**Data records**
◆ ◆ ◆ ◆ ◆

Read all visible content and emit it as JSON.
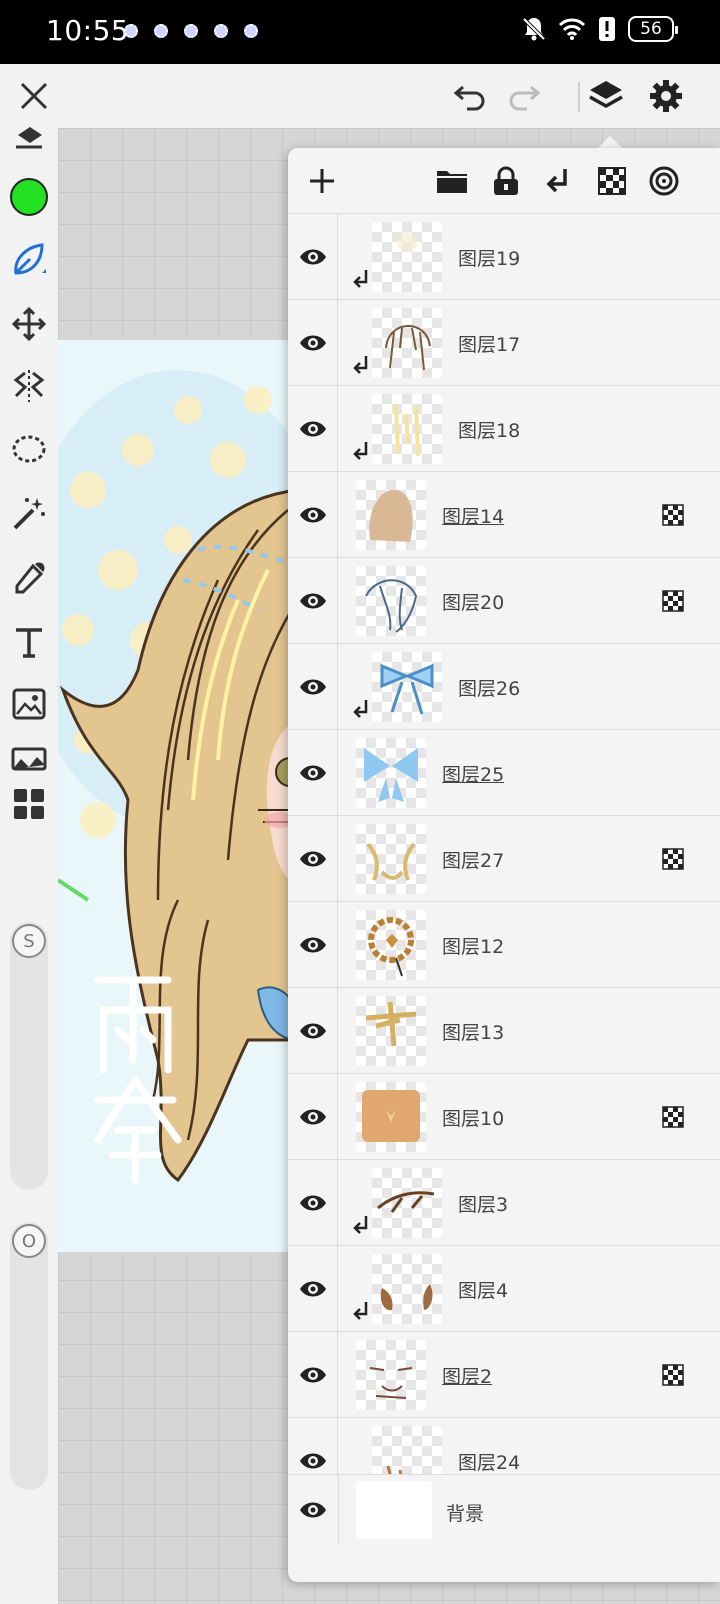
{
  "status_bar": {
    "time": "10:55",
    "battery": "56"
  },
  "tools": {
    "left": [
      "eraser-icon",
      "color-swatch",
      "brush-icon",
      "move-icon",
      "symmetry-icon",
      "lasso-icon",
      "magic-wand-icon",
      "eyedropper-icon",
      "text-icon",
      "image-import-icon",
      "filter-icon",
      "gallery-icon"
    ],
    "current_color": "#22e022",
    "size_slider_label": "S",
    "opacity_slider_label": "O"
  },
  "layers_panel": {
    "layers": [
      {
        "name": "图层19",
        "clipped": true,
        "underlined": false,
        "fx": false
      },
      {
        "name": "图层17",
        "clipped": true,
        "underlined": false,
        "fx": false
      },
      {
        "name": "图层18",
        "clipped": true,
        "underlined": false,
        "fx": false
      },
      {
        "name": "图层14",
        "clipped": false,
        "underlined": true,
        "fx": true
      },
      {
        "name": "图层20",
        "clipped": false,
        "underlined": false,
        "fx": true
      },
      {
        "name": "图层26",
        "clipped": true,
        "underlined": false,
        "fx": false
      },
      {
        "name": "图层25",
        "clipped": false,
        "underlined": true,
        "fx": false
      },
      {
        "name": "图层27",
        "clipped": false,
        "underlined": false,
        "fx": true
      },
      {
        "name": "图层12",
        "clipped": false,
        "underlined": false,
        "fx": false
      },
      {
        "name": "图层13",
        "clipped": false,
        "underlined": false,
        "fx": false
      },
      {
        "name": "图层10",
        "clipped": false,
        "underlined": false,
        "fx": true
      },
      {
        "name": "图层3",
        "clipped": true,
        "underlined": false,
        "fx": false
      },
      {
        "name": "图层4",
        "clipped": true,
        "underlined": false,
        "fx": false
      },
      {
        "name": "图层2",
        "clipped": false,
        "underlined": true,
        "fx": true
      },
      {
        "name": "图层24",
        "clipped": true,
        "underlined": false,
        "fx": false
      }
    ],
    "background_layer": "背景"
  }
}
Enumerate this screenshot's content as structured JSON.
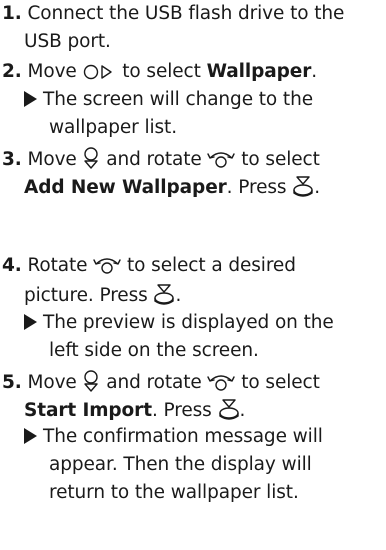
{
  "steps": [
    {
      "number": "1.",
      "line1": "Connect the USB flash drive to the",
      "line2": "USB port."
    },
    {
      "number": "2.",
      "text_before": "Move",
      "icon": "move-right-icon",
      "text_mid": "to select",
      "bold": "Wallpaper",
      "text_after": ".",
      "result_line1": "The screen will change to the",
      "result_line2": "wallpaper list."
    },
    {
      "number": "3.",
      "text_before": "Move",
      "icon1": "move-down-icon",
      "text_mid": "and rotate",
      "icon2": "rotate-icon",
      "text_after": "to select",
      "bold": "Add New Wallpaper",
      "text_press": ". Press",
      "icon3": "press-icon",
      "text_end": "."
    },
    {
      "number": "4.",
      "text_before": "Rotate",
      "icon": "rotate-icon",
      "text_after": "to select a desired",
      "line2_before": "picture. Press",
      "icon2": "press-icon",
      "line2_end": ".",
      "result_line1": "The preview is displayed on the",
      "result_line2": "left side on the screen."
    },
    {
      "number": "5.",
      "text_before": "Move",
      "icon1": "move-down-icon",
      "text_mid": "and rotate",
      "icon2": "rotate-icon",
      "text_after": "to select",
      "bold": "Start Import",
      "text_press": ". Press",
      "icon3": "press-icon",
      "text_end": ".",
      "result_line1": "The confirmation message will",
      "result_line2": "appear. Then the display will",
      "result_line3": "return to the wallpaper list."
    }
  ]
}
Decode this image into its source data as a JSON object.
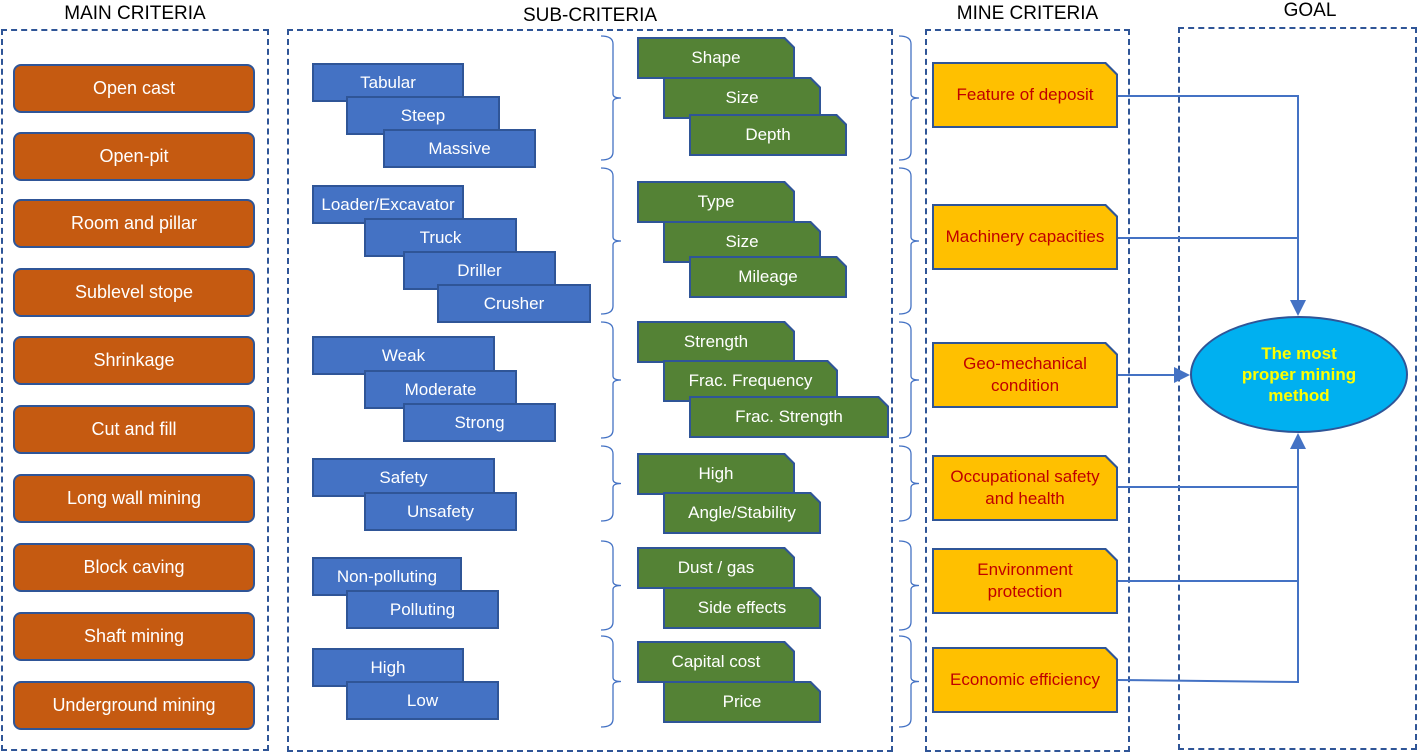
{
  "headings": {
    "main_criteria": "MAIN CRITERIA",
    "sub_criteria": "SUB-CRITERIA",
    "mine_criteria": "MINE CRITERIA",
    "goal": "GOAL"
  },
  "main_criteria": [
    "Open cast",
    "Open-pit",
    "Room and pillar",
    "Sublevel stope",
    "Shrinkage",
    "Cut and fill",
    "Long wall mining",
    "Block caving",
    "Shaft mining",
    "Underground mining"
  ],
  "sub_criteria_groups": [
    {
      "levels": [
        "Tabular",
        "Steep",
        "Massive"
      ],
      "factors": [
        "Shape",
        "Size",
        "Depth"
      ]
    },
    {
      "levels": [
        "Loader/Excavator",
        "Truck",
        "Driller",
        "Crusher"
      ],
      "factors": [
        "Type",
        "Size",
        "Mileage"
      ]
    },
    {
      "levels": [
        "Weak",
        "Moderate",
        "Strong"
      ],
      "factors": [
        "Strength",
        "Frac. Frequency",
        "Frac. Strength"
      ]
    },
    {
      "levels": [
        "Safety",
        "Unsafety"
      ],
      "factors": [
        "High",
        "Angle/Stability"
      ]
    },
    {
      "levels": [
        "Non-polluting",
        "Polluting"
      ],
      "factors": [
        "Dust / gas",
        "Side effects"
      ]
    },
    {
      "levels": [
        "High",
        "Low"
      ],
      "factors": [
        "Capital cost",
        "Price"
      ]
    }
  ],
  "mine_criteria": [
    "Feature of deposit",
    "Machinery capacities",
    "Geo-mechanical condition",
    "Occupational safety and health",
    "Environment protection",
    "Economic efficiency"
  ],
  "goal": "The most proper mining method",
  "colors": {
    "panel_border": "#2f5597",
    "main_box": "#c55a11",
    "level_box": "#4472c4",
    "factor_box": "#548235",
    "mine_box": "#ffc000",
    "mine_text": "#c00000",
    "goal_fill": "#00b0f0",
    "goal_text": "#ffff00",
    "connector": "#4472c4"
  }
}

◆ ◆ ◆ ◆ ◆

**Required task**
Quote the data above in full, leaving out the pictures it holds.

**Worked answer**
Read all visible content and emit it as JSON.
{
  "status_bar": {
    "time": "10:55",
    "battery": "56"
  },
  "tools": {
    "left": [
      "eraser-icon",
      "color-swatch",
      "brush-icon",
      "move-icon",
      "symmetry-icon",
      "lasso-icon",
      "magic-wand-icon",
      "eyedropper-icon",
      "text-icon",
      "image-import-icon",
      "filter-icon",
      "gallery-icon"
    ],
    "current_color": "#22e022",
    "size_slider_label": "S",
    "opacity_slider_label": "O"
  },
  "layers_panel": {
    "layers": [
      {
        "name": "图层19",
        "clipped": true,
        "underlined": false,
        "fx": false
      },
      {
        "name": "图层17",
        "clipped": true,
        "underlined": false,
        "fx": false
      },
      {
        "name": "图层18",
        "clipped": true,
        "underlined": false,
        "fx": false
      },
      {
        "name": "图层14",
        "clipped": false,
        "underlined": true,
        "fx": true
      },
      {
        "name": "图层20",
        "clipped": false,
        "underlined": false,
        "fx": true
      },
      {
        "name": "图层26",
        "clipped": true,
        "underlined": false,
        "fx": false
      },
      {
        "name": "图层25",
        "clipped": false,
        "underlined": true,
        "fx": false
      },
      {
        "name": "图层27",
        "clipped": false,
        "underlined": false,
        "fx": true
      },
      {
        "name": "图层12",
        "clipped": false,
        "underlined": false,
        "fx": false
      },
      {
        "name": "图层13",
        "clipped": false,
        "underlined": false,
        "fx": false
      },
      {
        "name": "图层10",
        "clipped": false,
        "underlined": false,
        "fx": true
      },
      {
        "name": "图层3",
        "clipped": true,
        "underlined": false,
        "fx": false
      },
      {
        "name": "图层4",
        "clipped": true,
        "underlined": false,
        "fx": false
      },
      {
        "name": "图层2",
        "clipped": false,
        "underlined": true,
        "fx": true
      },
      {
        "name": "图层24",
        "clipped": true,
        "underlined": false,
        "fx": false
      }
    ],
    "background_layer": "背景"
  }
}
Enumerate this screenshot's content as structured JSON.
{
  "steps": [
    {
      "number": "1.",
      "line1": "Connect the USB flash drive to the",
      "line2": "USB port."
    },
    {
      "number": "2.",
      "text_before": "Move",
      "icon": "move-right-icon",
      "text_mid": "to select",
      "bold": "Wallpaper",
      "text_after": ".",
      "result_line1": "The screen will change to the",
      "result_line2": "wallpaper list."
    },
    {
      "number": "3.",
      "text_before": "Move",
      "icon1": "move-down-icon",
      "text_mid": "and rotate",
      "icon2": "rotate-icon",
      "text_after": "to select",
      "bold": "Add New Wallpaper",
      "text_press": ". Press",
      "icon3": "press-icon",
      "text_end": "."
    },
    {
      "number": "4.",
      "text_before": "Rotate",
      "icon": "rotate-icon",
      "text_after": "to select a desired",
      "line2_before": "picture. Press",
      "icon2": "press-icon",
      "line2_end": ".",
      "result_line1": "The preview is displayed on the",
      "result_line2": "left side on the screen."
    },
    {
      "number": "5.",
      "text_before": "Move",
      "icon1": "move-down-icon",
      "text_mid": "and rotate",
      "icon2": "rotate-icon",
      "text_after": "to select",
      "bold": "Start Import",
      "text_press": ". Press",
      "icon3": "press-icon",
      "text_end": ".",
      "result_line1": "The confirmation message will",
      "result_line2": "appear. Then the display will",
      "result_line3": "return to the wallpaper list."
    }
  ]
}
Decode this image into its source data as a JSON object.
{
  "headings": {
    "main_criteria": "MAIN CRITERIA",
    "sub_criteria": "SUB-CRITERIA",
    "mine_criteria": "MINE CRITERIA",
    "goal": "GOAL"
  },
  "main_criteria": [
    "Open cast",
    "Open-pit",
    "Room and pillar",
    "Sublevel stope",
    "Shrinkage",
    "Cut and fill",
    "Long wall mining",
    "Block caving",
    "Shaft mining",
    "Underground mining"
  ],
  "sub_criteria_groups": [
    {
      "levels": [
        "Tabular",
        "Steep",
        "Massive"
      ],
      "factors": [
        "Shape",
        "Size",
        "Depth"
      ]
    },
    {
      "levels": [
        "Loader/Excavator",
        "Truck",
        "Driller",
        "Crusher"
      ],
      "factors": [
        "Type",
        "Size",
        "Mileage"
      ]
    },
    {
      "levels": [
        "Weak",
        "Moderate",
        "Strong"
      ],
      "factors": [
        "Strength",
        "Frac. Frequency",
        "Frac. Strength"
      ]
    },
    {
      "levels": [
        "Safety",
        "Unsafety"
      ],
      "factors": [
        "High",
        "Angle/Stability"
      ]
    },
    {
      "levels": [
        "Non-polluting",
        "Polluting"
      ],
      "factors": [
        "Dust / gas",
        "Side effects"
      ]
    },
    {
      "levels": [
        "High",
        "Low"
      ],
      "factors": [
        "Capital cost",
        "Price"
      ]
    }
  ],
  "mine_criteria": [
    "Feature of deposit",
    "Machinery capacities",
    "Geo-mechanical condition",
    "Occupational safety and health",
    "Environment protection",
    "Economic efficiency"
  ],
  "goal": "The most proper mining method",
  "colors": {
    "panel_border": "#2f5597",
    "main_box": "#c55a11",
    "level_box": "#4472c4",
    "factor_box": "#548235",
    "mine_box": "#ffc000",
    "mine_text": "#c00000",
    "goal_fill": "#00b0f0",
    "goal_text": "#ffff00",
    "connector": "#4472c4"
  }
}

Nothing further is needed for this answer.